***** Provided information

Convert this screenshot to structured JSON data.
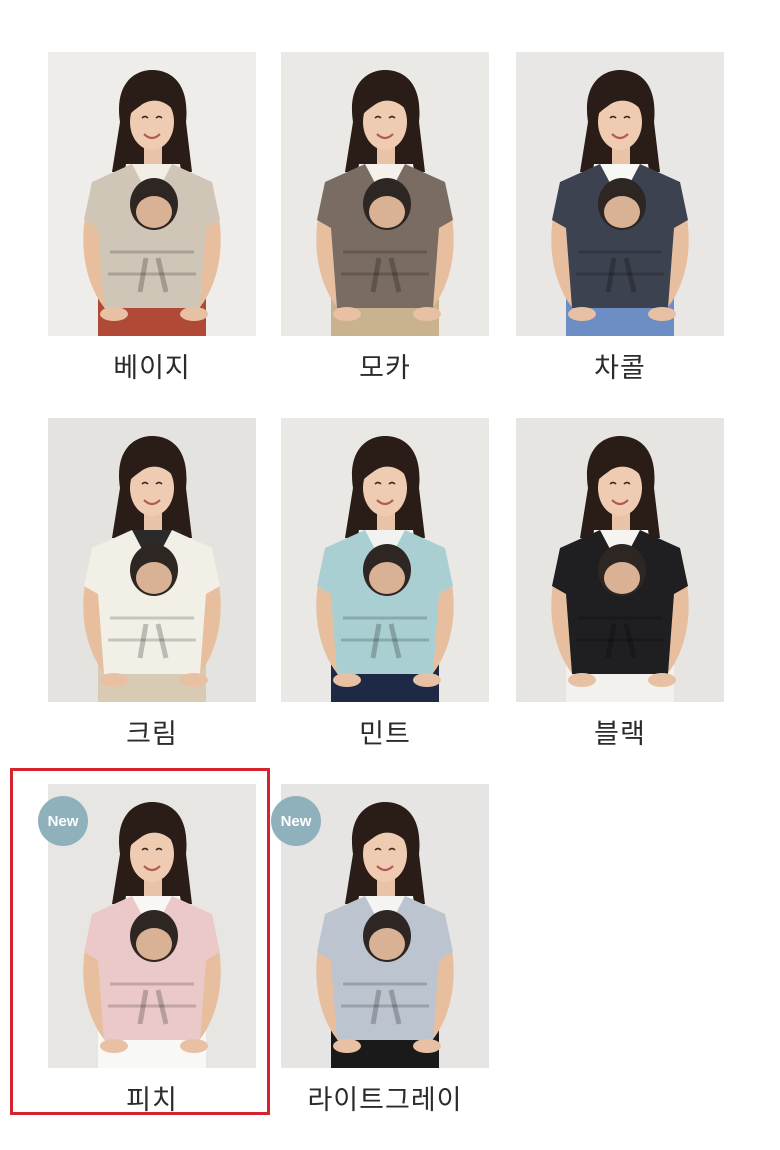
{
  "products": [
    {
      "label": "베이지",
      "badge": null,
      "wrap_color": "#cfc6b8",
      "wall_color": "#efedea",
      "bottom_color": "#b04a36",
      "inner_color": "#f2eee6"
    },
    {
      "label": "모카",
      "badge": null,
      "wrap_color": "#7a6c62",
      "wall_color": "#ebe9e6",
      "bottom_color": "#c9b38e",
      "inner_color": "#f4f1ea"
    },
    {
      "label": "차콜",
      "badge": null,
      "wrap_color": "#3d4250",
      "wall_color": "#e8e7e5",
      "bottom_color": "#6c8ec4",
      "inner_color": "#f7f7f5"
    },
    {
      "label": "크림",
      "badge": null,
      "wrap_color": "#f2efe6",
      "wall_color": "#e4e3df",
      "bottom_color": "#d8cbb4",
      "inner_color": "#2a2a2a"
    },
    {
      "label": "민트",
      "badge": null,
      "wrap_color": "#a9cfd2",
      "wall_color": "#e9e8e5",
      "bottom_color": "#1e2a45",
      "inner_color": "#f2f2f0"
    },
    {
      "label": "블랙",
      "badge": null,
      "wrap_color": "#1f1f22",
      "wall_color": "#e6e5e2",
      "bottom_color": "#f2f1ee",
      "inner_color": "#f5f4f1"
    },
    {
      "label": "피치",
      "badge": "New",
      "wrap_color": "#ecc9c9",
      "wall_color": "#e7e6e3",
      "bottom_color": "#f8f8f6",
      "inner_color": "#f8f7f5"
    },
    {
      "label": "라이트그레이",
      "badge": "New",
      "wrap_color": "#bcc5cf",
      "wall_color": "#e6e5e3",
      "bottom_color": "#1a1a1a",
      "inner_color": "#f4f4f2"
    }
  ],
  "selected_index": 6,
  "colors": {
    "badge": "#8fb1bb",
    "selection_border": "#d4252f",
    "label_text": "#2b2b2b"
  }
}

**********

**Exercise objective:**
Drop the images and quote the entries word for word.

**Exercise solution:**
Convert this screenshot to structured JSON data.
{
  "products": [
    {
      "label": "베이지",
      "badge": null,
      "wrap_color": "#cfc6b8",
      "wall_color": "#efedea",
      "bottom_color": "#b04a36",
      "inner_color": "#f2eee6"
    },
    {
      "label": "모카",
      "badge": null,
      "wrap_color": "#7a6c62",
      "wall_color": "#ebe9e6",
      "bottom_color": "#c9b38e",
      "inner_color": "#f4f1ea"
    },
    {
      "label": "차콜",
      "badge": null,
      "wrap_color": "#3d4250",
      "wall_color": "#e8e7e5",
      "bottom_color": "#6c8ec4",
      "inner_color": "#f7f7f5"
    },
    {
      "label": "크림",
      "badge": null,
      "wrap_color": "#f2efe6",
      "wall_color": "#e4e3df",
      "bottom_color": "#d8cbb4",
      "inner_color": "#2a2a2a"
    },
    {
      "label": "민트",
      "badge": null,
      "wrap_color": "#a9cfd2",
      "wall_color": "#e9e8e5",
      "bottom_color": "#1e2a45",
      "inner_color": "#f2f2f0"
    },
    {
      "label": "블랙",
      "badge": null,
      "wrap_color": "#1f1f22",
      "wall_color": "#e6e5e2",
      "bottom_color": "#f2f1ee",
      "inner_color": "#f5f4f1"
    },
    {
      "label": "피치",
      "badge": "New",
      "wrap_color": "#ecc9c9",
      "wall_color": "#e7e6e3",
      "bottom_color": "#f8f8f6",
      "inner_color": "#f8f7f5"
    },
    {
      "label": "라이트그레이",
      "badge": "New",
      "wrap_color": "#bcc5cf",
      "wall_color": "#e6e5e3",
      "bottom_color": "#1a1a1a",
      "inner_color": "#f4f4f2"
    }
  ],
  "selected_index": 6,
  "colors": {
    "badge": "#8fb1bb",
    "selection_border": "#d4252f",
    "label_text": "#2b2b2b"
  }
}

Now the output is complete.